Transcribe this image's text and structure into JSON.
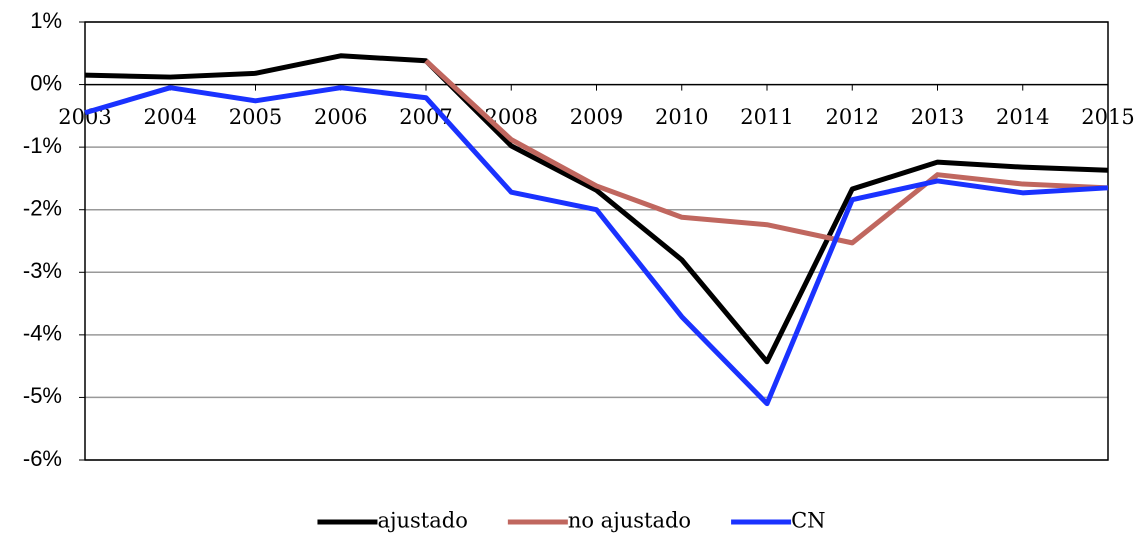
{
  "chart_data": {
    "type": "line",
    "x": [
      2003,
      2004,
      2005,
      2006,
      2007,
      2008,
      2009,
      2010,
      2011,
      2012,
      2013,
      2014,
      2015
    ],
    "xlim": [
      2003,
      2015
    ],
    "xticks": [
      2003,
      2004,
      2005,
      2006,
      2007,
      2008,
      2009,
      2010,
      2011,
      2012,
      2013,
      2014,
      2015
    ],
    "ylim": [
      -6,
      1
    ],
    "yticks": [
      {
        "value": 1,
        "label": "1%"
      },
      {
        "value": 0,
        "label": "0%"
      },
      {
        "value": -1,
        "label": "-1%"
      },
      {
        "value": -2,
        "label": "-2%"
      },
      {
        "value": -3,
        "label": "-3%"
      },
      {
        "value": -4,
        "label": "-4%"
      },
      {
        "value": -5,
        "label": "-5%"
      },
      {
        "value": -6,
        "label": "-6%"
      }
    ],
    "grid": true,
    "legend": "bottom",
    "series": [
      {
        "name": "ajustado",
        "color": "#000000",
        "values": [
          0.15,
          0.12,
          0.18,
          0.46,
          0.38,
          -0.98,
          -1.69,
          -2.8,
          -4.43,
          -1.67,
          -1.24,
          -1.32,
          -1.37
        ]
      },
      {
        "name": "no ajustado",
        "color": "#c0675f",
        "values": [
          null,
          null,
          null,
          null,
          0.38,
          -0.88,
          -1.62,
          -2.12,
          -2.24,
          -2.53,
          -1.44,
          -1.59,
          -1.65
        ]
      },
      {
        "name": "CN",
        "color": "#1a32ff",
        "values": [
          -0.45,
          -0.05,
          -0.26,
          -0.05,
          -0.21,
          -1.72,
          -2.0,
          -3.71,
          -5.1,
          -1.84,
          -1.54,
          -1.73,
          -1.65
        ]
      }
    ]
  }
}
-- -- --
> _WORK TO BE COMPLETED_: Show every line of the listing in which the string "label" can be found.

> _RESPONSE TO THE EXERCISE_:
        "label": "1%"
        "label": "0%"
        "label": "-1%"
        "label": "-2%"
        "label": "-3%"
        "label": "-4%"
        "label": "-5%"
        "label": "-6%"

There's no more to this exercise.